═══ The records ═══

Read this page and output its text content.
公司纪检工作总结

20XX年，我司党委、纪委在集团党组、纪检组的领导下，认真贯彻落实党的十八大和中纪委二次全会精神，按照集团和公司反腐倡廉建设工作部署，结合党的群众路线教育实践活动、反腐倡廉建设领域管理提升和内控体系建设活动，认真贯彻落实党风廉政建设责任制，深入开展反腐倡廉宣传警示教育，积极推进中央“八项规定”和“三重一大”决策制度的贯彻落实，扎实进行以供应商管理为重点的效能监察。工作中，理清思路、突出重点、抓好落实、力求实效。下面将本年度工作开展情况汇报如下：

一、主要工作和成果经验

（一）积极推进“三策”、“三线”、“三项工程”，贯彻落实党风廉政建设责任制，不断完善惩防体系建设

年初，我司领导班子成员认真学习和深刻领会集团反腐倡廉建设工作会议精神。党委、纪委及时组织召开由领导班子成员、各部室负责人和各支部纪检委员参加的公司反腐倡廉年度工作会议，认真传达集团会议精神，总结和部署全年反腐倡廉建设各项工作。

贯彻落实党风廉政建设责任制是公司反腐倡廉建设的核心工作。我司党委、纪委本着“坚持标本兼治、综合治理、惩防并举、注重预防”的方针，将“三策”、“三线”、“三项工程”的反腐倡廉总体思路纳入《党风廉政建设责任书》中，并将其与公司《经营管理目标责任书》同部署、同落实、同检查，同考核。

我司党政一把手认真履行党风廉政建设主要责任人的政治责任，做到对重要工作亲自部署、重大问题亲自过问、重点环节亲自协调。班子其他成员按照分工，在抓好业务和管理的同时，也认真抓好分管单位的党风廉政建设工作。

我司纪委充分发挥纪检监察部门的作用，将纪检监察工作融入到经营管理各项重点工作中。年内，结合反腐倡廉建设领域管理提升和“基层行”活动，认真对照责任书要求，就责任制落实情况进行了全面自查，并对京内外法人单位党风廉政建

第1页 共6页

═══
═══ The records ═══

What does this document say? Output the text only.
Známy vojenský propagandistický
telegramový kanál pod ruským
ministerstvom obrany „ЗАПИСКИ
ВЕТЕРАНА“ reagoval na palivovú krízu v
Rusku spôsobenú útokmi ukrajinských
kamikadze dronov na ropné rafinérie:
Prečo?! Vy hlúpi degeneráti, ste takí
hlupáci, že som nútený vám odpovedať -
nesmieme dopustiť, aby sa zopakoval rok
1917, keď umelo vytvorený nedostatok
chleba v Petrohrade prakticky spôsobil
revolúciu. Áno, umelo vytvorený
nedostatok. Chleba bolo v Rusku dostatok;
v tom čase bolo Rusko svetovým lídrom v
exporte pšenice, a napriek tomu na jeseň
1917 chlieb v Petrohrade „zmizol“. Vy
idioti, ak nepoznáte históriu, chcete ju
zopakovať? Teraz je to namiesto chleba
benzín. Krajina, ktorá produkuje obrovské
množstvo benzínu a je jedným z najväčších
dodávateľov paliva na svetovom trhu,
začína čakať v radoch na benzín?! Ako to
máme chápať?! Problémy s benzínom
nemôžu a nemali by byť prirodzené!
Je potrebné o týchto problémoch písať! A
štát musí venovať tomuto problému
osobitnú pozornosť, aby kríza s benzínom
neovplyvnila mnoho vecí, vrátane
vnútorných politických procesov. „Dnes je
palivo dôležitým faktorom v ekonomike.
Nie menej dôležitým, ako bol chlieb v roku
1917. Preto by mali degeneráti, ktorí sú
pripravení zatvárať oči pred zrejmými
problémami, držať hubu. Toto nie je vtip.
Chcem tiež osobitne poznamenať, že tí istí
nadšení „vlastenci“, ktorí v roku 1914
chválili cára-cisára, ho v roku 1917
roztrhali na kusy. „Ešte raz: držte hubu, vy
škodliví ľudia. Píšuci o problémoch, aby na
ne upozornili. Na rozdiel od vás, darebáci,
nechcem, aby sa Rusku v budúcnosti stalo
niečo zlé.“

═══
═══ The records ═══

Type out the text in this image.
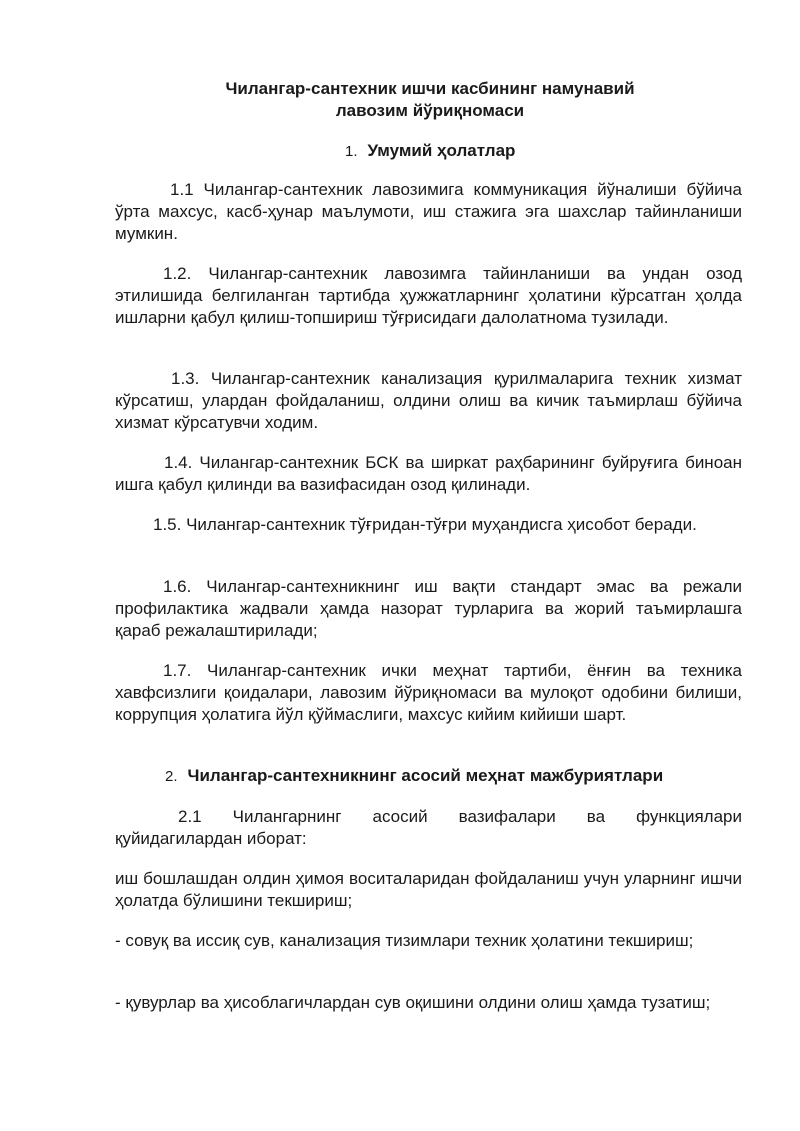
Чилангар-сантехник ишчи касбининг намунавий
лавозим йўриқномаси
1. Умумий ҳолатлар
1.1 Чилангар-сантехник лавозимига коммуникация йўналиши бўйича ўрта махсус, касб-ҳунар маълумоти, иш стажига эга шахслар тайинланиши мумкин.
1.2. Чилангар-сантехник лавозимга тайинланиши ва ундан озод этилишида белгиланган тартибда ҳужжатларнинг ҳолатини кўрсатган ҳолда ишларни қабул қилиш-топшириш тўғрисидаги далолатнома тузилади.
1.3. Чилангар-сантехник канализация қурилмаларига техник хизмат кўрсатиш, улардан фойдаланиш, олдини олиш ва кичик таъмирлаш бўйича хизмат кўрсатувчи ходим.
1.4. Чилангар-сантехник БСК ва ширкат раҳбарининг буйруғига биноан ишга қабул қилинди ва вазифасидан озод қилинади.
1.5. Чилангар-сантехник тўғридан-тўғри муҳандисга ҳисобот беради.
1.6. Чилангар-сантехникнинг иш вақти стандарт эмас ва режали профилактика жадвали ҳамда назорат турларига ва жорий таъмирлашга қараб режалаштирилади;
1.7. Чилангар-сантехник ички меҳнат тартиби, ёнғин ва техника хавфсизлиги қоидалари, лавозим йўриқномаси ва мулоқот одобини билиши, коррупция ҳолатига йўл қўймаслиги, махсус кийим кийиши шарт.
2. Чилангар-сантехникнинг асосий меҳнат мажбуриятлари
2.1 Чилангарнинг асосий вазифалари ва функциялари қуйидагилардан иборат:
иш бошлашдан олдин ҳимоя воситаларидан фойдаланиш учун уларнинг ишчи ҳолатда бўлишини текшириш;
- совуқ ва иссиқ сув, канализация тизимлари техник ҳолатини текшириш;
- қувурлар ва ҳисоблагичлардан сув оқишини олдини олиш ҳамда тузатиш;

═══

*Work to complete:* Only the number is needed: state how many lines in the listing contain "chlieb".

*Complete answer:* 2